Exercise details: Copy every line that mentions the word "screenshot".
----------
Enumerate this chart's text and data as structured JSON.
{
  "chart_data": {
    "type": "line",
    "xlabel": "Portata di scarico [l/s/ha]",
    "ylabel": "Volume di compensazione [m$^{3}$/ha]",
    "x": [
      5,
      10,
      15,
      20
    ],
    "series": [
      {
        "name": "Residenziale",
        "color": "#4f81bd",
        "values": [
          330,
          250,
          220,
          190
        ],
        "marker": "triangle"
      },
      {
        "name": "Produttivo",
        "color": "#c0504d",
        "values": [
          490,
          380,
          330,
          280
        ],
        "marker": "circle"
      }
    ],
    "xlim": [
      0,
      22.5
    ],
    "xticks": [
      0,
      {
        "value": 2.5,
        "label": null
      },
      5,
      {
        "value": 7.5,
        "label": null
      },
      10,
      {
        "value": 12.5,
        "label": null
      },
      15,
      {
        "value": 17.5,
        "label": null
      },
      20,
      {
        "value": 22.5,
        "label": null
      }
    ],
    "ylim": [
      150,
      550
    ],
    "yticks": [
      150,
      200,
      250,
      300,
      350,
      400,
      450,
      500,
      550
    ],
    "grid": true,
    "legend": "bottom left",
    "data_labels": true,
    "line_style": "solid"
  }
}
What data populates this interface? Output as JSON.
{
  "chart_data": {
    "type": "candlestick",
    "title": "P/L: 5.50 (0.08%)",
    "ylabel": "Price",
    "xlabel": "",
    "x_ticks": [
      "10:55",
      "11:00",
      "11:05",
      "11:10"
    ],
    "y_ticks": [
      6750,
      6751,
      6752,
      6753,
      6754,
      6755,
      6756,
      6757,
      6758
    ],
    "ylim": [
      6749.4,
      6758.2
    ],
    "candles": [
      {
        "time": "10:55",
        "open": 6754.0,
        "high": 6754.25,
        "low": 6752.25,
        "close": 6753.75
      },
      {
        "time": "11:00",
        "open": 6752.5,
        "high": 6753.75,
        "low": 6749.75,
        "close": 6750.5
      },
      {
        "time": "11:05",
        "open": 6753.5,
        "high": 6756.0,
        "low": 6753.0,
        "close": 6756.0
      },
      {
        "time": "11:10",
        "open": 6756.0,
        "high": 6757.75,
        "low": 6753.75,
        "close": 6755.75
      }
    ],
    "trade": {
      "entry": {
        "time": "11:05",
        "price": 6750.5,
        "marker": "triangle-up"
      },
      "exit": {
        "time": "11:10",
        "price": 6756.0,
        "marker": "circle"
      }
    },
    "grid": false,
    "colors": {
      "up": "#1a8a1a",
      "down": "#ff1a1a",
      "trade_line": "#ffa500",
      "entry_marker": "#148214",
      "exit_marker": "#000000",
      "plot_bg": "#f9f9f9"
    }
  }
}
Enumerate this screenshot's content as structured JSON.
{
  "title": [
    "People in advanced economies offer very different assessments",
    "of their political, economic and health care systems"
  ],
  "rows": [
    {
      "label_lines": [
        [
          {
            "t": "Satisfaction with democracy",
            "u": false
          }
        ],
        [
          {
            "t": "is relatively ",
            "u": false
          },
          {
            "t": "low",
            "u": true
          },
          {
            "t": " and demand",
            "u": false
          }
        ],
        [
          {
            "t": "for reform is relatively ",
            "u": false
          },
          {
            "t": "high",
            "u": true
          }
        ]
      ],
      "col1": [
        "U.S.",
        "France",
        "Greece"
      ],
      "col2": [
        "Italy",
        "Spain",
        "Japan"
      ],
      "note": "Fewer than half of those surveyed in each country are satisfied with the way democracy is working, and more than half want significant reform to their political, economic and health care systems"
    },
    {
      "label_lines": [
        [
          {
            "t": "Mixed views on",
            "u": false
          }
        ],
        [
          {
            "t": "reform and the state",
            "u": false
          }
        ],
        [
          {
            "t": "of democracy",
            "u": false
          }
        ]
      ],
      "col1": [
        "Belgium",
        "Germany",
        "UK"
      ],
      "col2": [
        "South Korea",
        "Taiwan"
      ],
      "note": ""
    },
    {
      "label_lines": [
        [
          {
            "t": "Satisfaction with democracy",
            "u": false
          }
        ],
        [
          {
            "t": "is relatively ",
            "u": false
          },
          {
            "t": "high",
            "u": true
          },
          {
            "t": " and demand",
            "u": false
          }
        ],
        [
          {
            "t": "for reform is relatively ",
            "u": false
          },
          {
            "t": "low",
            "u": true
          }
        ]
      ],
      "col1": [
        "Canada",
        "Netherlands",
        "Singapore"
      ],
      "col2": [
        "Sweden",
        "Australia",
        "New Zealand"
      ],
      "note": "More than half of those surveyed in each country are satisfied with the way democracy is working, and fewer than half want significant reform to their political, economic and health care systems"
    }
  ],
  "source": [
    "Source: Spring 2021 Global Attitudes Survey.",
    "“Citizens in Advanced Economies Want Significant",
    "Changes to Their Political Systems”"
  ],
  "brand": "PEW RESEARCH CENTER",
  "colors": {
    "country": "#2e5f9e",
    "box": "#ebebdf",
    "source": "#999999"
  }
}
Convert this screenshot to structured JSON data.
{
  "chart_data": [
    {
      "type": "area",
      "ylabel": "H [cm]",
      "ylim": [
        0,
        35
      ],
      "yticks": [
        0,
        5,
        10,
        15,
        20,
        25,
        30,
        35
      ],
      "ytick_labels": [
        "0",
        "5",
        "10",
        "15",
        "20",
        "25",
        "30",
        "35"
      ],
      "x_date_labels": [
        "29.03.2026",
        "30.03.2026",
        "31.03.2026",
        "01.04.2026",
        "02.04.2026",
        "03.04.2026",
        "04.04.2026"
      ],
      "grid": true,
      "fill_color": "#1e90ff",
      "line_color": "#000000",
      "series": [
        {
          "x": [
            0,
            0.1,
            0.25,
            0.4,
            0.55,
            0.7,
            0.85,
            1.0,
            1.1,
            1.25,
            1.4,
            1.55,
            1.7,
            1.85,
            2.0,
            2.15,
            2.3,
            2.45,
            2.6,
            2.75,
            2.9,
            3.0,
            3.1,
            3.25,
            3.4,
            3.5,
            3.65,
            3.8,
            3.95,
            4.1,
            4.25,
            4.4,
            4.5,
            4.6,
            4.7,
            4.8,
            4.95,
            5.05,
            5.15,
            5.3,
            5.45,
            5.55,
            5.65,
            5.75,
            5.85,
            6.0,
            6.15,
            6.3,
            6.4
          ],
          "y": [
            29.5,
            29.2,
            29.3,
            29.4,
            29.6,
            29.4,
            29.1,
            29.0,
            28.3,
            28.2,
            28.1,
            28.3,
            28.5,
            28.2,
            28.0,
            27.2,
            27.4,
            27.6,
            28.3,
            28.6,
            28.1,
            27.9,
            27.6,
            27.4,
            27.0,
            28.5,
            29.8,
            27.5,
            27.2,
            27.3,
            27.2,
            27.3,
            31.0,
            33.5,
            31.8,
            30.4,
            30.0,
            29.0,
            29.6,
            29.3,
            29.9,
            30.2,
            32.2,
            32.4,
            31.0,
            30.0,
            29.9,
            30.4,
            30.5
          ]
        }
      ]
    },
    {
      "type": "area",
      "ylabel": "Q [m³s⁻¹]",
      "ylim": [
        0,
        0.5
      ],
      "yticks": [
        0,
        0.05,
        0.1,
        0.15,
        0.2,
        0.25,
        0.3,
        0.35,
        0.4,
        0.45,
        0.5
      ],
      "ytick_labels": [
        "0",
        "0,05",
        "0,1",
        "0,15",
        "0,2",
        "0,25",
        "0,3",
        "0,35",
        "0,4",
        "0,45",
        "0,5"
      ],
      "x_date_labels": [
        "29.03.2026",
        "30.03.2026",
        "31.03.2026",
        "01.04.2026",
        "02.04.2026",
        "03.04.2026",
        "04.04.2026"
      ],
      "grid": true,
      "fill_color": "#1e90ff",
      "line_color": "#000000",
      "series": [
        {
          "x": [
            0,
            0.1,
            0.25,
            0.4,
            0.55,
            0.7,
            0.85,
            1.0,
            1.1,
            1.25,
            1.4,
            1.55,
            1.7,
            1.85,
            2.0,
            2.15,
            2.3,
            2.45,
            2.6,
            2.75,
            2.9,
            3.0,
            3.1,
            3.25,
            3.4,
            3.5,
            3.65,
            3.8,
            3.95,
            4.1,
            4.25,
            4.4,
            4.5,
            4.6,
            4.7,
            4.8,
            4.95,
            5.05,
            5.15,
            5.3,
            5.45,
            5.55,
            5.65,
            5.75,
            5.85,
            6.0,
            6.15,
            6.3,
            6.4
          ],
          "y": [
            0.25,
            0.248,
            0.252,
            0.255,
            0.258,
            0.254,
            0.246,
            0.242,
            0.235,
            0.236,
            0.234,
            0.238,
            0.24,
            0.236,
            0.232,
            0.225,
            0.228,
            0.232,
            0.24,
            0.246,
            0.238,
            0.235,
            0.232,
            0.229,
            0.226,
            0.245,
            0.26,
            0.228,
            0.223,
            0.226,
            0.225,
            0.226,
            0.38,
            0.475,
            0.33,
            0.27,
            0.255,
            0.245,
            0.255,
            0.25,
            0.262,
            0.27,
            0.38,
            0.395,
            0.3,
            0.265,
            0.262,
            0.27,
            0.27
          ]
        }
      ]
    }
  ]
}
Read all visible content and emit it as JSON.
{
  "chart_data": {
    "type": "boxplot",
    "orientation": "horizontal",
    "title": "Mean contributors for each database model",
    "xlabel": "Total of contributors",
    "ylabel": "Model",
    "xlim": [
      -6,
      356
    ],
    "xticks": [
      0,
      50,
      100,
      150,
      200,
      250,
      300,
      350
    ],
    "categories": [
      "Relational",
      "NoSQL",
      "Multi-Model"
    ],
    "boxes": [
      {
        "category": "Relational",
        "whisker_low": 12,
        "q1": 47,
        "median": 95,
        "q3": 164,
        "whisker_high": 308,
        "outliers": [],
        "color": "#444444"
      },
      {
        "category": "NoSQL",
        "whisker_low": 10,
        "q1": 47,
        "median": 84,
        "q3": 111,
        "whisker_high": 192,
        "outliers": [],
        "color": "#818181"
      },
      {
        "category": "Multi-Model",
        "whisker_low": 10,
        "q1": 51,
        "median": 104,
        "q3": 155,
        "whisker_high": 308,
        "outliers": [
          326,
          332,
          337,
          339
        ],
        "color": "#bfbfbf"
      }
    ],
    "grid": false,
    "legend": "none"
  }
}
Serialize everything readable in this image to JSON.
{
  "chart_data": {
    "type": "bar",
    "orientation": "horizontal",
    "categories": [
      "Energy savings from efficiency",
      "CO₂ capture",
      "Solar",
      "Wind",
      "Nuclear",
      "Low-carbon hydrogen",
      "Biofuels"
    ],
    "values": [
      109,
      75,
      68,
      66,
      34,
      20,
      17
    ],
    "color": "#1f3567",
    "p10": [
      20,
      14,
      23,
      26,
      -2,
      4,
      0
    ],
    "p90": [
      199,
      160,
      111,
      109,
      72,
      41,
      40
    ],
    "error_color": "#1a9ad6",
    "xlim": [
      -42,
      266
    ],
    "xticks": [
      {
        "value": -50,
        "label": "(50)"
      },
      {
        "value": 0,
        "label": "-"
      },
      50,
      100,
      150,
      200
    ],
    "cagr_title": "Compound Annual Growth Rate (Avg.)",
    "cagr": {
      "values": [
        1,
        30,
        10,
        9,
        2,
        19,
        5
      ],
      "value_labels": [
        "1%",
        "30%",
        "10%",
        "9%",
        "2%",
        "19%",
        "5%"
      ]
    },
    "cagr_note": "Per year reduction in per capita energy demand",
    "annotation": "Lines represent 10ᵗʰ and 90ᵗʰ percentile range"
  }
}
----------
The output:
Enumerate this screenshot's content as structured JSON.
Convert this screenshot to structured JSON data.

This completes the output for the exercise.